- [What is asked]: Convert every line of the material below into a JSON list of strings, one string per line, and omit any blank lines. Leave the pictures out.
-- Start of Data supplied --
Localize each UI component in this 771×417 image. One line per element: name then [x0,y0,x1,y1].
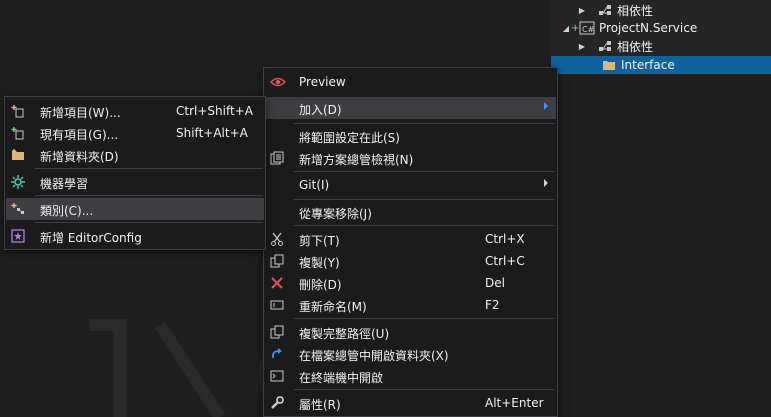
menu-item-label: 在檔案總管中開啟資料夾(X) [299,349,449,363]
menu-item-label: Git(I) [299,178,330,192]
menu-item-label: 重新命名(M) [299,300,367,314]
submenu-item-new-item[interactable]: 新增項目(W)... Ctrl+Shift+A [6,100,264,122]
new-folder-icon [10,147,26,163]
menu-item-label: 現有項目(G)... [40,128,119,142]
editorconfig-icon [10,228,26,244]
submenu-arrow-icon [544,179,548,187]
menu-item-label: 剪下(T) [299,234,340,248]
menu-item-label: 新增項目(W)... [40,106,121,120]
menu-item-properties[interactable]: 屬性(R) Alt+Enter [265,392,556,414]
delete-x-icon [269,275,285,291]
menu-separator [294,171,554,172]
menu-item-shortcut: Ctrl+Shift+A [176,104,253,118]
menu-item-open-in-file-explorer[interactable]: 在檔案總管中開啟資料夾(X) [265,343,556,365]
menu-item-label: 刪除(D) [299,278,342,292]
menu-separator [294,389,554,390]
expand-arrow-icon[interactable]: ▶ [577,1,587,19]
add-submenu: 新增項目(W)... Ctrl+Shift+A 現有項目(G)... Shift… [4,96,266,250]
eye-icon [270,74,286,90]
menu-separator [294,225,554,226]
collapse-arrow-icon[interactable]: ◢ [561,19,571,37]
menu-item-label: 複製(Y) [299,256,340,270]
new-item-icon [10,103,26,119]
refresh-arrow-icon [269,346,285,362]
tree-row-label: ProjectN.Service [599,21,698,35]
tree-row-interface-folder[interactable]: Interface [551,56,771,74]
menu-item-label: 在終端機中開啟 [299,371,384,385]
dependencies-icon [597,38,613,54]
menu-item-shortcut: Ctrl+C [485,254,525,268]
tree-row-label: Interface [621,58,675,72]
csharp-project-icon: C# [579,20,595,36]
menu-item-copy-full-path[interactable]: 複製完整路徑(U) [265,321,556,343]
menu-item-label: 新增資料夾(D) [40,150,119,164]
menu-item-label: 加入(D) [299,103,342,117]
plus-icon: + [571,22,580,34]
submenu-item-existing-item[interactable]: 現有項目(G)... Shift+Alt+A [6,122,264,144]
menu-separator [35,195,263,196]
menu-item-delete[interactable]: 刪除(D) Del [265,272,556,294]
menu-item-new-explorer-view[interactable]: 新增方案總管檢視(N) [265,147,556,169]
wrench-icon [269,395,285,411]
menu-item-label: 類別(C)... [40,204,94,218]
menu-item-shortcut: Alt+Enter [485,396,544,410]
folder-icon [601,57,617,73]
existing-item-icon [10,125,26,141]
context-menu: Preview 加入(D) 將範圍設定在此(S) 新增方案總管檢視(N) Git… [263,67,558,417]
submenu-item-editorconfig[interactable]: 新增 EditorConfig [6,225,264,247]
menu-item-copy[interactable]: 複製(Y) Ctrl+C [265,250,556,272]
menu-separator [294,123,554,124]
submenu-item-machine-learning[interactable]: 機器學習 [6,171,264,193]
submenu-item-class[interactable]: 類別(C)... [6,198,264,220]
menu-item-label: 複製完整路徑(U) [299,327,390,341]
tree-row-dependencies-2[interactable]: ▶ 相依性 [551,37,771,55]
copy-icon [269,253,285,269]
menu-separator [35,168,263,169]
menu-item-shortcut: Shift+Alt+A [176,126,248,140]
menu-item-label: 新增方案總管檢視(N) [299,153,414,167]
rename-icon [269,297,285,313]
ml-icon [10,174,26,190]
menu-item-add[interactable]: 加入(D) [265,97,556,119]
scissors-icon [269,231,285,247]
menu-item-label: Preview [299,75,346,89]
tree-row-project[interactable]: ◢ + C# ProjectN.Service [551,19,771,37]
menu-item-label: 從專案移除(J) [299,207,372,221]
expand-arrow-icon[interactable]: ▶ [577,37,587,55]
svg-text:C#: C# [582,25,595,34]
menu-separator [294,318,554,319]
menu-item-label: 新增 EditorConfig [40,231,142,245]
menu-item-label: 機器學習 [40,177,89,191]
menu-item-label: 屬性(R) [299,398,341,412]
menu-separator [294,199,554,200]
menu-item-scope-to-this[interactable]: 將範圍設定在此(S) [265,125,556,147]
menu-item-preview[interactable]: Preview [265,71,556,93]
submenu-item-new-folder[interactable]: 新增資料夾(D) [6,144,264,166]
menu-separator [35,222,263,223]
solution-explorer-tree: ▶ 相依性 ◢ + C# ProjectN.Service ▶ 相依性 Inte… [551,0,771,75]
menu-item-open-in-terminal[interactable]: 在終端機中開啟 [265,365,556,387]
dependencies-icon [597,2,613,18]
menu-item-cut[interactable]: 剪下(T) Ctrl+X [265,228,556,250]
new-view-icon [269,150,285,166]
menu-item-remove-from-project[interactable]: 從專案移除(J) [265,201,556,223]
menu-item-rename[interactable]: 重新命名(M) F2 [265,294,556,316]
menu-item-shortcut: Del [485,276,505,290]
menu-item-git[interactable]: Git(I) [265,174,556,196]
menu-item-shortcut: Ctrl+X [485,232,525,246]
class-icon [10,201,26,217]
submenu-arrow-icon [544,102,548,110]
menu-item-label: 將範圍設定在此(S) [299,131,400,145]
terminal-icon [269,368,285,384]
tree-row-label: 相依性 [617,39,654,54]
tree-row-label: 相依性 [617,3,654,18]
tree-row-dependencies-1[interactable]: ▶ 相依性 [551,1,771,19]
menu-item-shortcut: F2 [485,298,500,312]
copy-path-icon [269,324,285,340]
-- End of Data supplied --
- [Exercise output]:
[
  "Localize each UI component in this 771×417 image. One line per element: name then [x0,y0,x1,y1].",
  "menu-item-label: 在檔案總管中開啟資料夾(X) [299,349,449,363]",
  "menu-item-label: Git(I) [299,178,330,192]",
  "menu-item-label: 重新命名(M) [299,300,367,314]",
  "submenu-item-new-item[interactable]: 新增項目(W)... Ctrl+Shift+A [6,100,264,122]",
  "new-folder-icon [10,147,26,163]",
  "menu-item-label: 現有項目(G)... [40,128,119,142]",
  "editorconfig-icon [10,228,26,244]",
  "submenu-arrow-icon [544,179,548,187]",
  "menu-item-label: 剪下(T) [299,234,340,248]",
  "menu-item-label: 新增項目(W)... [40,106,121,120]",
  "menu-item-properties[interactable]: 屬性(R) Alt+Enter [265,392,556,414]",
  "delete-x-icon [269,275,285,291]",
  "menu-separator [294,171,554,172]",
  "menu-item-shortcut: Ctrl+Shift+A [176,104,253,118]",
  "menu-item-open-in-file-explorer[interactable]: 在檔案總管中開啟資料夾(X) [265,343,556,365]",
  "menu-item-label: 刪除(D) [299,278,342,292]",
  "menu-separator [294,389,554,390]",
  "expand-arrow-icon[interactable]: ▶ [577,1,587,19]",
  "add-submenu: 新增項目(W)... Ctrl+Shift+A 現有項目(G)... Shift… [4,96,266,250]",
  "eye-icon [270,74,286,90]",
  "menu-separator [294,225,554,226]",
  "collapse-arrow-icon[interactable]: ◢ [561,19,571,37]",
  "menu-item-label: 複製(Y) [299,256,340,270]",
  "new-item-icon [10,103,26,119]",
  "refresh-arrow-icon [269,346,285,362]",
  "tree-row-label: ProjectN.Service [599,21,698,35]",
  "tree-row-interface-folder[interactable]: Interface [551,56,771,74]",
  "menu-item-label: 在終端機中開啟 [299,371,384,385]",
  "dependencies-icon [597,38,613,54]",
  "menu-item-shortcut: Ctrl+C [485,254,525,268]",
  "tree-row-label: Interface [621,58,675,72]",
  "csharp-project-icon: C# [579,20,595,36]",
  "menu-item-copy-full-path[interactable]: 複製完整路徑(U) [265,321,556,343]",
  "menu-item-label: 新增資料夾(D) [40,150,119,164]",
  "menu-item-label: 加入(D) [299,103,342,117]",
  "plus-icon: + [571,22,580,34]",
  "submenu-item-existing-item[interactable]: 現有項目(G)... Shift+Alt+A [6,122,264,144]",
  "menu-separator [35,195,263,196]",
  "menu-item-delete[interactable]: 刪除(D) Del [265,272,556,294]",
  "menu-item-new-explorer-view[interactable]: 新增方案總管檢視(N) [265,147,556,169]",
  "wrench-icon [269,395,285,411]",
  "menu-item-label: 類別(C)... [40,204,94,218]",
  "menu-item-shortcut: Alt+Enter [485,396,544,410]",
  "folder-icon [601,57,617,73]",
  "existing-item-icon [10,125,26,141]",
  "context-menu: Preview 加入(D) 將範圍設定在此(S) 新增方案總管檢視(N) Git… [263,67,558,417]",
  "submenu-item-editorconfig[interactable]: 新增 EditorConfig [6,225,264,247]",
  "menu-item-copy[interactable]: 複製(Y) Ctrl+C [265,250,556,272]",
  "menu-separator [294,123,554,124]",
  "submenu-item-machine-learning[interactable]: 機器學習 [6,171,264,193]",
  "submenu-item-class[interactable]: 類別(C)... [6,198,264,220]",
  "menu-item-label: 複製完整路徑(U) [299,327,390,341]",
  "tree-row-dependencies-2[interactable]: ▶ 相依性 [551,37,771,55]",
  "copy-icon [269,253,285,269]",
  "menu-separator [35,168,263,169]",
  "menu-item-shortcut: Shift+Alt+A [176,126,248,140]",
  "menu-item-label: 新增方案總管檢視(N) [299,153,414,167]",
  "rename-icon [269,297,285,313]",
  "ml-icon [10,174,26,190]",
  "menu-item-add[interactable]: 加入(D) [265,97,556,119]",
  "scissors-icon [269,231,285,247]",
  "menu-item-label: Preview [299,75,346,89]",
  "tree-row-project[interactable]: ◢ + C# ProjectN.Service [551,19,771,37]",
  "menu-item-label: 從專案移除(J) [299,207,372,221]",
  "expand-arrow-icon[interactable]: ▶ [577,37,587,55]",
  "svg-text:C#: C# [582,25,595,34]",
  "menu-separator [294,318,554,319]",
  "menu-item-label: 新增 EditorConfig [40,231,142,245]",
  "menu-item-label: 機器學習 [40,177,89,191]",
  "menu-item-label: 屬性(R) [299,398,341,412]",
  "menu-separator [294,199,554,200]",
  "menu-item-scope-to-this[interactable]: 將範圍設定在此(S) [265,125,556,147]",
  "menu-item-preview[interactable]: Preview [265,71,556,93]",
  "submenu-item-new-folder[interactable]: 新增資料夾(D) [6,144,264,166]",
  "menu-separator [35,222,263,223]",
  "solution-explorer-tree: ▶ 相依性 ◢ + C# ProjectN.Service ▶ 相依性 Inte… [551,0,771,75]",
  "menu-item-open-in-terminal[interactable]: 在終端機中開啟 [265,365,556,387]",
  "dependencies-icon [597,2,613,18]",
  "menu-item-cut[interactable]: 剪下(T) Ctrl+X [265,228,556,250]",
  "new-view-icon [269,150,285,166]",
  "menu-item-remove-from-project[interactable]: 從專案移除(J) [265,201,556,223]",
  "menu-item-rename[interactable]: 重新命名(M) F2 [265,294,556,316]",
  "menu-item-shortcut: Del [485,276,505,290]",
  "menu-item-git[interactable]: Git(I) [265,174,556,196]",
  "menu-item-shortcut: Ctrl+X [485,232,525,246]",
  "class-icon [10,201,26,217]",
  "submenu-arrow-icon [544,102,548,110]",
  "menu-item-label: 將範圍設定在此(S) [299,131,400,145]",
  "terminal-icon [269,368,285,384]",
  "tree-row-label: 相依性 [617,39,654,54]",
  "tree-row-label: 相依性 [617,3,654,18]",
  "tree-row-dependencies-1[interactable]: ▶ 相依性 [551,1,771,19]",
  "menu-item-shortcut: F2 [485,298,500,312]",
  "copy-path-icon [269,324,285,340]"
]